* QUOTED PASSAGE *
-- BEGIN --

Expression Pattern Language (eXPL)

Regular Expressions

Regular expressions match text to a pattern and optionally collect portions of text referred to as groups. eXPL regular expressions are implemented using the Java Pattern class. An eXPL regular expression behaves like the ? operator in that a false condition causes execution to short circuit.

Format

The regular expression declaration format starts with keyword regex, followed by a match expression and optional set of one or more groups exclosed in braces:

regex[( option-set )] match-expression [ { group-set } ]

Match Expression

The match expression has the format: input ? regular-expression. The input is a variable potentially assigned to an expression, from which the text is extracted to perform the match. The regular expression is a string literal or variable, the latter being useful for creating a regular expression from concatenation of components instead of having one unwieldly string literal.

As in Java, a backslash \ character, when used in a regular expression, needs to be escaped by using 2 backslashes \\.
Groups

The group set is a comma-delimited list of identifiers, with the sequence corresponding to the occurence of groups defined in the regular expression. If a group is made optional in the pattern using the "?" operator, then the group variable may not be set. In this case, the variable needs to be set to a default value before the regular expression match occurs. A group variable can also be assigned a type if type conversion from string to a number type is required.

Options

The option set is comma-delimited. The options are the Java Pattern class flags, but in lower case eg. "case_insensitive" for Pattern.CASE_INSENSITIVE - Enables case-insensitive matching.

Short Circuit Behaviour

A regular expression can be used either as a term in a template or calculator, or as the condition part of a calculator conditional block. When used as a term, the regular expression operation causes evaluation to short circuit on no match thus acting as a filter mechanism. When a match occurs, the term contains the input to the regular expression and this may be useful for providing a query solution.

When used in a conditional block and on no match, the regular expression operation causes evaluation to skip over the block. When a regular expression is intended to only capture group values, then an empty block may be used to prevent term short circuit behaviour.

Case-insensitive Matching

Application Pets of tutorial11 takes avantage of the "case-insensitive" option to handle the fact that the input has a mix of cases. It works with pet informatiom in XML format to print out details on dogs. The species elements have a mix of "dog", "Dog", "cat" and "Cat". It traverses the input data using a cursor in an unconditional loop. To prevent the loop being prematurely exited when the first cat is encountered, the regex is used in a conditional branch. Here is the loop:

{
? pet.fact,
regex(case_insensitive) dog = (pet++) ? petRegex { name, color }
{ dogs += name + " is a " + color + " dog." }
}

Groups Example

The RegexGroups application of tutorial11 displays a selection of words with dictionary details. It has a regular expression which defines two groups to separate part of speech (noun, verb, adverb or adjective) from definition. The part of speech is subsequently expanded for readability from one character to four. This is the regular expression pattern, declared as a string variable, regex term and following 2 terms to export the groups

  string defRegex = "^(.)\\. (.*+)";
...

-- END --

* INFORMATION PROVIDED *
-- BEGIN --

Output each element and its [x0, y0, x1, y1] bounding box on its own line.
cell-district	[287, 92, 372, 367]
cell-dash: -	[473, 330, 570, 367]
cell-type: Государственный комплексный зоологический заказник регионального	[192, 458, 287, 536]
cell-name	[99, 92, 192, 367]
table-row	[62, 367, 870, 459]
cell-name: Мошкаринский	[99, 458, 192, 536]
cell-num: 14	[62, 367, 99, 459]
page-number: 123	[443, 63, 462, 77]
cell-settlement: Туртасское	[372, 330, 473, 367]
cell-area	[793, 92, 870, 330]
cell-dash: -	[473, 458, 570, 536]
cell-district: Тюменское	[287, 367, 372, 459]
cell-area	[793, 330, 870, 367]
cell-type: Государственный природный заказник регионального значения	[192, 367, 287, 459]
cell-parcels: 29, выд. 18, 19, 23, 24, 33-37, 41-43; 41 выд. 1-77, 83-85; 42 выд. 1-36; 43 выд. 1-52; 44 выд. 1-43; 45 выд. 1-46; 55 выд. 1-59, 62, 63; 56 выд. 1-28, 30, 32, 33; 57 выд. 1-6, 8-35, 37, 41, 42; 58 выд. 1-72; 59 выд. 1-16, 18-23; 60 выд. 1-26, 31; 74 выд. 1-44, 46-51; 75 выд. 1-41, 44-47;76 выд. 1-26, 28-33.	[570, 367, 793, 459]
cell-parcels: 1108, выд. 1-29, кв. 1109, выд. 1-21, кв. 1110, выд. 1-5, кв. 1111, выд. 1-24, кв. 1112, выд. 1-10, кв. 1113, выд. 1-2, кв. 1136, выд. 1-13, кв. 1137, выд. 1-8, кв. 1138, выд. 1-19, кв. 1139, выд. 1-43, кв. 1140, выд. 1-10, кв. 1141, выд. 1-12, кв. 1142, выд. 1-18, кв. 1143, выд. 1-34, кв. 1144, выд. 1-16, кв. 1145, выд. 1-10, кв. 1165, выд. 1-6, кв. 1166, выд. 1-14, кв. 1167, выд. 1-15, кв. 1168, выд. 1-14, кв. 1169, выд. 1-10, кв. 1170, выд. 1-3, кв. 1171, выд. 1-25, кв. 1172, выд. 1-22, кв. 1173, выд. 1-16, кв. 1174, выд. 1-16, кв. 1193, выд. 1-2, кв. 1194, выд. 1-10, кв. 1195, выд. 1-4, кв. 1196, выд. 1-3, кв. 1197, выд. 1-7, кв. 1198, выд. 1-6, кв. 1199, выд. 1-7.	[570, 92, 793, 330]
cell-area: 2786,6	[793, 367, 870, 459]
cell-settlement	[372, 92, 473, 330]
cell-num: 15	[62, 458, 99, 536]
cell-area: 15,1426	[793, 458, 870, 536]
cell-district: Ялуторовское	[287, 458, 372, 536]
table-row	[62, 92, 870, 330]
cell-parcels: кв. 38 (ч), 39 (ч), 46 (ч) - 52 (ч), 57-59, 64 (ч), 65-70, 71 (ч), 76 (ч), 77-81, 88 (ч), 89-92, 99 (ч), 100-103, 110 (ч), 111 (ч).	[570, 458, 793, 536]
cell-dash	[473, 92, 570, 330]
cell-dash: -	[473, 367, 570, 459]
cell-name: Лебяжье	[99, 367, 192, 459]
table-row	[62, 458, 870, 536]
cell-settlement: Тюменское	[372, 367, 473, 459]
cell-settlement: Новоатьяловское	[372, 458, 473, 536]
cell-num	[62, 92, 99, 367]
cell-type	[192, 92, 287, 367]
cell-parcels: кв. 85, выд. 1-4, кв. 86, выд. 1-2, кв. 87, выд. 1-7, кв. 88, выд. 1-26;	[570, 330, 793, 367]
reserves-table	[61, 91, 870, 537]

-- END --

* DO THIS *
Repeat word for word the stretch of the eXPL regular expressions page from "Regular expressions match" through "to short circuit.". These lines come from a separate source and are unrelated to the eXPL regular expressions page.

* RESULT *
Regular expressions match text to a pattern and optionally collect portions of text referred to as groups. eXPL regular expressions are implemented using the Java Pattern class. An eXPL regular expression behaves like the ? operator in that a false condition causes execution to short circuit.